* **Task description**
Write out each line exactly as it stands, please.

Stored data entries
........

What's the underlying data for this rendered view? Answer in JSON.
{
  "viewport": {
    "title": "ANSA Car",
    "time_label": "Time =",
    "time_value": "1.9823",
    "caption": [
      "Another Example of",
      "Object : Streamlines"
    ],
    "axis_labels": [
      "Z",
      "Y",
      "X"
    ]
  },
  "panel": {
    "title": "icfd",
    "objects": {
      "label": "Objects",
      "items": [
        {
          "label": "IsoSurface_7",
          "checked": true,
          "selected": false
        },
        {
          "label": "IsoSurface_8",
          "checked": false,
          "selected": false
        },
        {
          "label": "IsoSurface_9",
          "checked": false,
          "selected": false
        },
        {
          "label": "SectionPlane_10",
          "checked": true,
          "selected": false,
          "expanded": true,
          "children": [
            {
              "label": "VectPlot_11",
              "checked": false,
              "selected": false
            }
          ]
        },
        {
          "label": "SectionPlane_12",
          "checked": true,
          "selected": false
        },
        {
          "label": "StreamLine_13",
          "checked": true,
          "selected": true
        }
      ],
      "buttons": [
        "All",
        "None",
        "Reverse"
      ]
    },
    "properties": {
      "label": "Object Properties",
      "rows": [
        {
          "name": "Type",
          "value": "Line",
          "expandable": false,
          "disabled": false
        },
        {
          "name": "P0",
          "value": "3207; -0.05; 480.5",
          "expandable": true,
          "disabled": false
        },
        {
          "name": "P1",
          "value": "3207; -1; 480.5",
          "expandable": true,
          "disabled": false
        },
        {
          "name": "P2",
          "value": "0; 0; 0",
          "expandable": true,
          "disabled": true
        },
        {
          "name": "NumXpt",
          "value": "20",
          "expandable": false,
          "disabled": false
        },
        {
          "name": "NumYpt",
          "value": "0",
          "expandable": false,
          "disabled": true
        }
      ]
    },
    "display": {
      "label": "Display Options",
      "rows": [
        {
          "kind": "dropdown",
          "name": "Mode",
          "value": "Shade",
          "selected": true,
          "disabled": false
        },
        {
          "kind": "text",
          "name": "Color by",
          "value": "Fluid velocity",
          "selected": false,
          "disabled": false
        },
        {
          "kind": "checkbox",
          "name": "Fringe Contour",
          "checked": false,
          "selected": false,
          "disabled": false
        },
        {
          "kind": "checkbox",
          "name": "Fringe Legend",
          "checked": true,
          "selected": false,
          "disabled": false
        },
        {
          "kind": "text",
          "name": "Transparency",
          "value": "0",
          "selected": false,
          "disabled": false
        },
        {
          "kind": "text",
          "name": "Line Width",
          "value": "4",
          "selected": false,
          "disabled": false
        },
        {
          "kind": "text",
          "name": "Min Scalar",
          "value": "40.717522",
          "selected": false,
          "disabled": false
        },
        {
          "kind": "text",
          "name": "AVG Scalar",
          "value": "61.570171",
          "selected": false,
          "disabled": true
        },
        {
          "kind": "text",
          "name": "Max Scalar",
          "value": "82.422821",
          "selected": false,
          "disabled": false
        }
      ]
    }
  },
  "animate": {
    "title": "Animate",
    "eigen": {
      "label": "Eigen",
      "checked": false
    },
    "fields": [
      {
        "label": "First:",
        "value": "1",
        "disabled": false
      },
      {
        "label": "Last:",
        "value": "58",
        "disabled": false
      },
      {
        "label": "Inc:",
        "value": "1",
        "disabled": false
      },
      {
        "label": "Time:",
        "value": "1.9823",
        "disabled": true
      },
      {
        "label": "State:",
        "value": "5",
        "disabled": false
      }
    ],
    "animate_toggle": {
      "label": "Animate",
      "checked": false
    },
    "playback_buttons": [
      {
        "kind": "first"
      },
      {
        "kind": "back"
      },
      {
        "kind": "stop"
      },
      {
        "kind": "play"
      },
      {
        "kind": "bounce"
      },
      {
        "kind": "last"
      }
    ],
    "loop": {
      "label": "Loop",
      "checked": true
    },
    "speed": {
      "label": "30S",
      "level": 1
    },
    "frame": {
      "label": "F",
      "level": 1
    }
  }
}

........

* **Full solution**
What's the underlying data for this rendered view? Answer in JSON.
{
  "viewport": {
    "title": "ANSA Car",
    "time_label": "Time =",
    "time_value": "1.9823",
    "caption": [
      "Another Example of",
      "Object : Streamlines"
    ],
    "axis_labels": [
      "Z",
      "Y",
      "X"
    ]
  },
  "panel": {
    "title": "icfd",
    "objects": {
      "label": "Objects",
      "items": [
        {
          "label": "IsoSurface_7",
          "checked": true,
          "selected": false
        },
        {
          "label": "IsoSurface_8",
          "checked": false,
          "selected": false
        },
        {
          "label": "IsoSurface_9",
          "checked": false,
          "selected": false
        },
        {
          "label": "SectionPlane_10",
          "checked": true,
          "selected": false,
          "expanded": true,
          "children": [
            {
              "label": "VectPlot_11",
              "checked": false,
              "selected": false
            }
          ]
        },
        {
          "label": "SectionPlane_12",
          "checked": true,
          "selected": false
        },
        {
          "label": "StreamLine_13",
          "checked": true,
          "selected": true
        }
      ],
      "buttons": [
        "All",
        "None",
        "Reverse"
      ]
    },
    "properties": {
      "label": "Object Properties",
      "rows": [
        {
          "name": "Type",
          "value": "Line",
          "expandable": false,
          "disabled": false
        },
        {
          "name": "P0",
          "value": "3207; -0.05; 480.5",
          "expandable": true,
          "disabled": false
        },
        {
          "name": "P1",
          "value": "3207; -1; 480.5",
          "expandable": true,
          "disabled": false
        },
        {
          "name": "P2",
          "value": "0; 0; 0",
          "expandable": true,
          "disabled": true
        },
        {
          "name": "NumXpt",
          "value": "20",
          "expandable": false,
          "disabled": false
        },
        {
          "name": "NumYpt",
          "value": "0",
          "expandable": false,
          "disabled": true
        }
      ]
    },
    "display": {
      "label": "Display Options",
      "rows": [
        {
          "kind": "dropdown",
          "name": "Mode",
          "value": "Shade",
          "selected": true,
          "disabled": false
        },
        {
          "kind": "text",
          "name": "Color by",
          "value": "Fluid velocity",
          "selected": false,
          "disabled": false
        },
        {
          "kind": "checkbox",
          "name": "Fringe Contour",
          "checked": false,
          "selected": false,
          "disabled": false
        },
        {
          "kind": "checkbox",
          "name": "Fringe Legend",
          "checked": true,
          "selected": false,
          "disabled": false
        },
        {
          "kind": "text",
          "name": "Transparency",
          "value": "0",
          "selected": false,
          "disabled": false
        },
        {
          "kind": "text",
          "name": "Line Width",
          "value": "4",
          "selected": false,
          "disabled": false
        },
        {
          "kind": "text",
          "name": "Min Scalar",
          "value": "40.717522",
          "selected": false,
          "disabled": false
        },
        {
          "kind": "text",
          "name": "AVG Scalar",
          "value": "61.570171",
          "selected": false,
          "disabled": true
        },
        {
          "kind": "text",
          "name": "Max Scalar",
          "value": "82.422821",
          "selected": false,
          "disabled": false
        }
      ]
    }
  },
  "animate": {
    "title": "Animate",
    "eigen": {
      "label": "Eigen",
      "checked": false
    },
    "fields": [
      {
        "label": "First:",
        "value": "1",
        "disabled": false
      },
      {
        "label": "Last:",
        "value": "58",
        "disabled": false
      },
      {
        "label": "Inc:",
        "value": "1",
        "disabled": false
      },
      {
        "label": "Time:",
        "value": "1.9823",
        "disabled": true
      },
      {
        "label": "State:",
        "value": "5",
        "disabled": false
      }
    ],
    "animate_toggle": {
      "label": "Animate",
      "checked": false
    },
    "playback_buttons": [
      {
        "kind": "first"
      },
      {
        "kind": "back"
      },
      {
        "kind": "stop"
      },
      {
        "kind": "play"
      },
      {
        "kind": "bounce"
      },
      {
        "kind": "last"
      }
    ],
    "loop": {
      "label": "Loop",
      "checked": true
    },
    "speed": {
      "label": "30S",
      "level": 1
    },
    "frame": {
      "label": "F",
      "level": 1
    }
  }
}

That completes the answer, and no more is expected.